───── Extract

1/25/2022: Relational Databases

NOTES:

A reminder: everything you need to know should be in the Canvas modules – or linked from there. There may be some things missing, but if so , that’s an oversight, so do let us know so we can improve the course in the future.

What that means is that I spend class time on “extras” – more on process, and style, and detail, not things like: “how to write a logging message”.

And a lot of this is inspired by what we learn when reviewing your work and answering your questions. When we see sticking points, confusions, etc – I”ll try to address those in class, rather than the basics of how to do new things.

So I may not seem to be talking much about the topic of the week – but do try to talk about what you really need to know to become better Python programmers.

With that in mind…

gitHub workflows CI

Apologies – the way the CI is set up in your assignments, many of you are seeing failures. That’s because it’s set up in a very generic way: lint all .py files, run all tests, expect 100% test coverage, and don’t require any non-standard modules.

The fact is that CI scripts are always customized to the project. And we don’t know, when we set up the CI, what exactly your project is going to need.

And this is all a bit of an experiment – first time using it with gitHub classroom.

Add to all that that fact that once you’ve accepted an assignment, there is no way for us to update it after the fact.

We could do better, and we will in future assignments, but there may always be some customizing required.

So: it’s there to help you – if you know all your code is good, then you are good to go, and can submit it for review.

Oh, and sorry for not being explicit – bring your tests over form the previous assignment! We want to make sure that any changes haven’t broken anything!

If you do want to get it all to work, you’ll need to customize the CI scripts.

Look for:

.github/workflows/pylint.yaml

There is an example of how I updated mine in the class repo:

Examples/lesson03/pylint.yaml

Let’s take a look now.

Notes from homework review:

(Names have been omitted to protect the innocent)

Don’t add a lot of cruft to git!

git is for the code, and various files needed for testing, etc. It is not for anything auto-generated, or anything specific to your setup / IDE, etc.

so:

No .DS_Store

No .idea/vcs.xml

(or the many other .idea files!)

ALWAYS do a git status before committing, to make sure you haven’t accidentally added a bunch of stuff you didn’t need to.

If you have accidentally added stuff, you can do:

git rem -f .idea/*

Or whatever. Before you commit. (or after, but then it will be in the history forever)

Note

There are some times when you might want to put IDE configuration in git – particularly if it’s only you, or the entire team is using the same IDE. But you don’t want to put anything specific to your system in git. For example, here are recommendations for PyCharm: https://intellij-support.jetbrains.com/hc/en-us/articles/206544839

You don’t need to type check:

I saw some code in some of your submissions that looked like this:

try:
    assert isinstance(user_collection, users.UserCollection)
except AssertionError:
    print('user_collection argument is not a users.UserCollection.')
    return False

You really don’t need to be type checking your inputs like that. The rule of thumb is that you don’t care if it’s a particular type, you care if it works :-)

And this doesn’t raise an error, it simply returns False. If the caller has called the function improperly, why do we think it’s going to handle the False return properly? An Exception due to improper calling of the function should absolutely rise up the call stack as an Exception!

──────────
───── Stored data

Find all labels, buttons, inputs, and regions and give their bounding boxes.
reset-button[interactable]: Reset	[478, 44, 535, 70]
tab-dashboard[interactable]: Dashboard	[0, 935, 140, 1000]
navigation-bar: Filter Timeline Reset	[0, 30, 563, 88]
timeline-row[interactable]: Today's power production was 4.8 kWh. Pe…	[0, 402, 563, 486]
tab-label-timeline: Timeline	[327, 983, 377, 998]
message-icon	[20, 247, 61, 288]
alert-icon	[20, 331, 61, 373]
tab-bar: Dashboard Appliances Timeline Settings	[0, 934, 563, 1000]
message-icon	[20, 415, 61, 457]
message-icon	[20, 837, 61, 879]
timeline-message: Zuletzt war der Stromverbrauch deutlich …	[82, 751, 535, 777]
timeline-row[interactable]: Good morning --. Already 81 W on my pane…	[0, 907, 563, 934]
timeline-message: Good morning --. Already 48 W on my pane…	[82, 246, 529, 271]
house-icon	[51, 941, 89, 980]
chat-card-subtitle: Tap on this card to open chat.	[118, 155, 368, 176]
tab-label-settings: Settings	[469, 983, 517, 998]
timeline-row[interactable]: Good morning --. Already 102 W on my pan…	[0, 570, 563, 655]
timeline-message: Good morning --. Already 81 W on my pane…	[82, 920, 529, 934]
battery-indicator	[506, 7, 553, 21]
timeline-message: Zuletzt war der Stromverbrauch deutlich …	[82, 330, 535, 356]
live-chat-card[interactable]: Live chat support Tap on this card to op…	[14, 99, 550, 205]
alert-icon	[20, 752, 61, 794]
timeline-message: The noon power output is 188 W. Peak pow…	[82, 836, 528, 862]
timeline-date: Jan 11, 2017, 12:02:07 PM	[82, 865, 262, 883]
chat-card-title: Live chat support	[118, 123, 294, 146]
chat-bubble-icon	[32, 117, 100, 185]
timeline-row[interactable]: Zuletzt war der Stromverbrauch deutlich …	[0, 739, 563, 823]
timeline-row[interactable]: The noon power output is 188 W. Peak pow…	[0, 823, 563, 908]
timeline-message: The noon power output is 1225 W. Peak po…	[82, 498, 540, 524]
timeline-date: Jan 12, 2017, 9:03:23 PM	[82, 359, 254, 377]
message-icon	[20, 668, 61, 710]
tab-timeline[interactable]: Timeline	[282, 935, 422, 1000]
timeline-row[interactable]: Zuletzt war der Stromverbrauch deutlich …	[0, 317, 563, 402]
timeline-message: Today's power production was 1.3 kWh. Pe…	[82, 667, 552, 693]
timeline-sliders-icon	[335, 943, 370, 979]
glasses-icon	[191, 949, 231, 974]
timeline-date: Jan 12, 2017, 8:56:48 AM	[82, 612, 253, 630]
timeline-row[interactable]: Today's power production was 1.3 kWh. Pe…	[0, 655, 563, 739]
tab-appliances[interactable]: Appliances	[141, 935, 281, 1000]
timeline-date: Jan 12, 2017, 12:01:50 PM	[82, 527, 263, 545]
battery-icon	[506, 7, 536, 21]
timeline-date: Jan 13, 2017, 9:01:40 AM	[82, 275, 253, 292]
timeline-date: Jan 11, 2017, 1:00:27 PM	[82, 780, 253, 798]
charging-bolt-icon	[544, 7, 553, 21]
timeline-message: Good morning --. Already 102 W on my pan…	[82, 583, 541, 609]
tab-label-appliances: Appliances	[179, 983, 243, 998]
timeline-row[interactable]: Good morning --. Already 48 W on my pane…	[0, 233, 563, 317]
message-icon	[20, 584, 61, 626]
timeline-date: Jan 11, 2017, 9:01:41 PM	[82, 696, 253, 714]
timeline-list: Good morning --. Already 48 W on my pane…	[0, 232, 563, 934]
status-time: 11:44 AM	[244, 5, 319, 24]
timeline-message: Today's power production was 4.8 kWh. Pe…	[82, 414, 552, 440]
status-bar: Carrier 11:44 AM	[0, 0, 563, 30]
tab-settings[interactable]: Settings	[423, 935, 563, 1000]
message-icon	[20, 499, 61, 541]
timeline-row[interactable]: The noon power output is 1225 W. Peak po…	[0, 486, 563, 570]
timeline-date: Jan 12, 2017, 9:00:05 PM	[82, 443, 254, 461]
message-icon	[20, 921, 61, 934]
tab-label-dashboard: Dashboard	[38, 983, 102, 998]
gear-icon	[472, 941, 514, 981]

──────────

◆ **Task instructions**:
A. According to the course notes, what are the generic things the assignment CI is set up to do? List each one.
B. Turn the entries, from their first line up to and including the line with "668, 61, 710]", into a Markdown table with the columns Row and Line, leaving out any blank lines.

◆ **Responses to the tasks**:
A.
- Lint all .py files
- Run all tests
- Expect 100% test coverage
- Require no non-standard modules

B.
| Row | Line |
|---|---|
| 1 | Find all labels, buttons, inputs, and regions and give their bounding boxes. |
| 2 | reset-button[interactable]: Reset	[478, 44, 535, 70] |
| 3 | tab-dashboard[interactable]: Dashboard	[0, 935, 140, 1000] |
| 4 | navigation-bar: Filter Timeline Reset	[0, 30, 563, 88] |
| 5 | timeline-row[interactable]: Today's power production was 4.8 kWh. Pe…	[0, 402, 563, 486] |
| 6 | tab-label-timeline: Timeline	[327, 983, 377, 998] |
| 7 | message-icon	[20, 247, 61, 288] |
| 8 | alert-icon	[20, 331, 61, 373] |
| 9 | tab-bar: Dashboard Appliances Timeline Settings	[0, 934, 563, 1000] |
| 10 | message-icon	[20, 415, 61, 457] |
| 11 | message-icon	[20, 837, 61, 879] |
| 12 | timeline-message: Zuletzt war der Stromverbrauch deutlich …	[82, 751, 535, 777] |
| 13 | timeline-row[interactable]: Good morning --. Already 81 W on my pane…	[0, 907, 563, 934] |
| 14 | timeline-message: Good morning --. Already 48 W on my pane…	[82, 246, 529, 271] |
| 15 | house-icon	[51, 941, 89, 980] |
| 16 | chat-card-subtitle: Tap on this card to open chat.	[118, 155, 368, 176] |
| 17 | tab-label-settings: Settings	[469, 983, 517, 998] |
| 18 | timeline-row[interactable]: Good morning --. Already 102 W on my pan…	[0, 570, 563, 655] |
| 19 | timeline-message: Good morning --. Already 81 W on my pane…	[82, 920, 529, 934] |
| 20 | battery-indicator	[506, 7, 553, 21] |
| 21 | timeline-message: Zuletzt war der Stromverbrauch deutlich …	[82, 330, 535, 356] |
| 22 | live-chat-card[interactable]: Live chat support Tap on this card to op…	[14, 99, 550, 205] |
| 23 | alert-icon	[20, 752, 61, 794] |
| 24 | timeline-message: The noon power output is 188 W. Peak pow…	[82, 836, 528, 862] |
| 25 | timeline-date: Jan 11, 2017, 12:02:07 PM	[82, 865, 262, 883] |
| 26 | chat-card-title: Live chat support	[118, 123, 294, 146] |
| 27 | chat-bubble-icon	[32, 117, 100, 185] |
| 28 | timeline-row[interactable]: Zuletzt war der Stromverbrauch deutlich …	[0, 739, 563, 823] |
| 29 | timeline-row[interactable]: The noon power output is 188 W. Peak pow…	[0, 823, 563, 908] |
| 30 | timeline-message: The noon power output is 1225 W. Peak po…	[82, 498, 540, 524] |
| 31 | timeline-date: Jan 12, 2017, 9:03:23 PM	[82, 359, 254, 377] |
| 32 | message-icon	[20, 668, 61, 710] |